What to do ->
Output every entry exactly, from the first line to the last.

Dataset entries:
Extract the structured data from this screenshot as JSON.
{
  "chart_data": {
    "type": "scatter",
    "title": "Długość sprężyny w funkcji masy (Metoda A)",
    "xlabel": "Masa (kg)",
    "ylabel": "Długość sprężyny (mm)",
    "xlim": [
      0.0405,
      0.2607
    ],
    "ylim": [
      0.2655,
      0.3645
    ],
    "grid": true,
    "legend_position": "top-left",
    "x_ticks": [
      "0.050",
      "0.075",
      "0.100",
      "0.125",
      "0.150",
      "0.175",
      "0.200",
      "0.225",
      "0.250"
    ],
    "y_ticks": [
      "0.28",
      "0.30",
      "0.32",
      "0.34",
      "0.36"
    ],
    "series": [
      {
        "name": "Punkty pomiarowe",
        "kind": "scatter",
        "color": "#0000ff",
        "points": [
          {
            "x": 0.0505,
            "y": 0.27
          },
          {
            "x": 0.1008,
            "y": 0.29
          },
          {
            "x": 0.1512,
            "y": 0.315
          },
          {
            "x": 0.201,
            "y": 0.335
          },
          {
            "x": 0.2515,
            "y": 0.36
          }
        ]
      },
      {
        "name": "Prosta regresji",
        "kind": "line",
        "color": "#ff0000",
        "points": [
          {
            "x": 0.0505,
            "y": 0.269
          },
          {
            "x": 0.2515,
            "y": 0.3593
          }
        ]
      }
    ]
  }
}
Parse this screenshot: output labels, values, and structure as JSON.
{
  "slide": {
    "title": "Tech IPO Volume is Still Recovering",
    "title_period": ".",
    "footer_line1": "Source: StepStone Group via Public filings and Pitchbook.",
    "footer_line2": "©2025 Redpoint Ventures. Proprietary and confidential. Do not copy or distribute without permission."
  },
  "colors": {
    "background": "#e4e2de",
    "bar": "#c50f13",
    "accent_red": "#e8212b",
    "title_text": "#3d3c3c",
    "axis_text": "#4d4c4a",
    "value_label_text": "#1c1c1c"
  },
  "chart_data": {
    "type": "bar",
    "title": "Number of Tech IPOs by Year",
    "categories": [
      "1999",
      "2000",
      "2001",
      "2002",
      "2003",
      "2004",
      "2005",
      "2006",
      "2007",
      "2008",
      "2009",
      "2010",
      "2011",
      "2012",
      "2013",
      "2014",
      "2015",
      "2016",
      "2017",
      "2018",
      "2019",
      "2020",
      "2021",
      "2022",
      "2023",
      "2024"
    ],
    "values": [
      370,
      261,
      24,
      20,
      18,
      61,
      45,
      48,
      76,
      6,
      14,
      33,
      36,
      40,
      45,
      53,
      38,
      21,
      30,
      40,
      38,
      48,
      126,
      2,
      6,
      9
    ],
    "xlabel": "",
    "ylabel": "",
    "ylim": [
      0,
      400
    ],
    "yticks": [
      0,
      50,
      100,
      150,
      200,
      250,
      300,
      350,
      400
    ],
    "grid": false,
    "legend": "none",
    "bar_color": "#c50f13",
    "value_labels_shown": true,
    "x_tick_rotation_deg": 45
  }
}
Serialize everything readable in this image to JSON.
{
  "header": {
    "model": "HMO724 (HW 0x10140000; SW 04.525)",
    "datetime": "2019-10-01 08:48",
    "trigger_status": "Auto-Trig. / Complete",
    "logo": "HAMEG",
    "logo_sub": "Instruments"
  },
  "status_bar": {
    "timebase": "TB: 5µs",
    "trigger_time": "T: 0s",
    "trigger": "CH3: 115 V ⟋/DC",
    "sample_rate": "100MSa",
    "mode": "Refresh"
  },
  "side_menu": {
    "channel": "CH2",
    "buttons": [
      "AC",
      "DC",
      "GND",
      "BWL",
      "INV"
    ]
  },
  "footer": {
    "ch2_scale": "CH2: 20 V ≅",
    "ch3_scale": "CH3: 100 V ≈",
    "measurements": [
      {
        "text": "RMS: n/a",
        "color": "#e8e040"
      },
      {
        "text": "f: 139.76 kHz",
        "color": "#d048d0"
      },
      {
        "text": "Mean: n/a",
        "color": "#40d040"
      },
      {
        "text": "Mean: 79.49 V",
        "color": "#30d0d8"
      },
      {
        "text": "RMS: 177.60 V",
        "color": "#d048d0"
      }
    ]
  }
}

Expected answer ->
Extract the structured data from this screenshot as JSON.
{
  "chart_data": {
    "type": "scatter",
    "title": "Długość sprężyny w funkcji masy (Metoda A)",
    "xlabel": "Masa (kg)",
    "ylabel": "Długość sprężyny (mm)",
    "xlim": [
      0.0405,
      0.2607
    ],
    "ylim": [
      0.2655,
      0.3645
    ],
    "grid": true,
    "legend_position": "top-left",
    "x_ticks": [
      "0.050",
      "0.075",
      "0.100",
      "0.125",
      "0.150",
      "0.175",
      "0.200",
      "0.225",
      "0.250"
    ],
    "y_ticks": [
      "0.28",
      "0.30",
      "0.32",
      "0.34",
      "0.36"
    ],
    "series": [
      {
        "name": "Punkty pomiarowe",
        "kind": "scatter",
        "color": "#0000ff",
        "points": [
          {
            "x": 0.0505,
            "y": 0.27
          },
          {
            "x": 0.1008,
            "y": 0.29
          },
          {
            "x": 0.1512,
            "y": 0.315
          },
          {
            "x": 0.201,
            "y": 0.335
          },
          {
            "x": 0.2515,
            "y": 0.36
          }
        ]
      },
      {
        "name": "Prosta regresji",
        "kind": "line",
        "color": "#ff0000",
        "points": [
          {
            "x": 0.0505,
            "y": 0.269
          },
          {
            "x": 0.2515,
            "y": 0.3593
          }
        ]
      }
    ]
  }
}
Parse this screenshot: output labels, values, and structure as JSON.
{
  "slide": {
    "title": "Tech IPO Volume is Still Recovering",
    "title_period": ".",
    "footer_line1": "Source: StepStone Group via Public filings and Pitchbook.",
    "footer_line2": "©2025 Redpoint Ventures. Proprietary and confidential. Do not copy or distribute without permission."
  },
  "colors": {
    "background": "#e4e2de",
    "bar": "#c50f13",
    "accent_red": "#e8212b",
    "title_text": "#3d3c3c",
    "axis_text": "#4d4c4a",
    "value_label_text": "#1c1c1c"
  },
  "chart_data": {
    "type": "bar",
    "title": "Number of Tech IPOs by Year",
    "categories": [
      "1999",
      "2000",
      "2001",
      "2002",
      "2003",
      "2004",
      "2005",
      "2006",
      "2007",
      "2008",
      "2009",
      "2010",
      "2011",
      "2012",
      "2013",
      "2014",
      "2015",
      "2016",
      "2017",
      "2018",
      "2019",
      "2020",
      "2021",
      "2022",
      "2023",
      "2024"
    ],
    "values": [
      370,
      261,
      24,
      20,
      18,
      61,
      45,
      48,
      76,
      6,
      14,
      33,
      36,
      40,
      45,
      53,
      38,
      21,
      30,
      40,
      38,
      48,
      126,
      2,
      6,
      9
    ],
    "xlabel": "",
    "ylabel": "",
    "ylim": [
      0,
      400
    ],
    "yticks": [
      0,
      50,
      100,
      150,
      200,
      250,
      300,
      350,
      400
    ],
    "grid": false,
    "legend": "none",
    "bar_color": "#c50f13",
    "value_labels_shown": true,
    "x_tick_rotation_deg": 45
  }
}
Serialize everything readable in this image to JSON.
{
  "header": {
    "model": "HMO724 (HW 0x10140000; SW 04.525)",
    "datetime": "2019-10-01 08:48",
    "trigger_status": "Auto-Trig. / Complete",
    "logo": "HAMEG",
    "logo_sub": "Instruments"
  },
  "status_bar": {
    "timebase": "TB: 5µs",
    "trigger_time": "T: 0s",
    "trigger": "CH3: 115 V ⟋/DC",
    "sample_rate": "100MSa",
    "mode": "Refresh"
  },
  "side_menu": {
    "channel": "CH2",
    "buttons": [
      "AC",
      "DC",
      "GND",
      "BWL",
      "INV"
    ]
  },
  "footer": {
    "ch2_scale": "CH2: 20 V ≅",
    "ch3_scale": "CH3: 100 V ≈",
    "measurements": [
      {
        "text": "RMS: n/a",
        "color": "#e8e040"
      },
      {
        "text": "f: 139.76 kHz",
        "color": "#d048d0"
      },
      {
        "text": "Mean: n/a",
        "color": "#40d040"
      },
      {
        "text": "Mean: 79.49 V",
        "color": "#30d0d8"
      },
      {
        "text": "RMS: 177.60 V",
        "color": "#d048d0"
      }
    ]
  }
}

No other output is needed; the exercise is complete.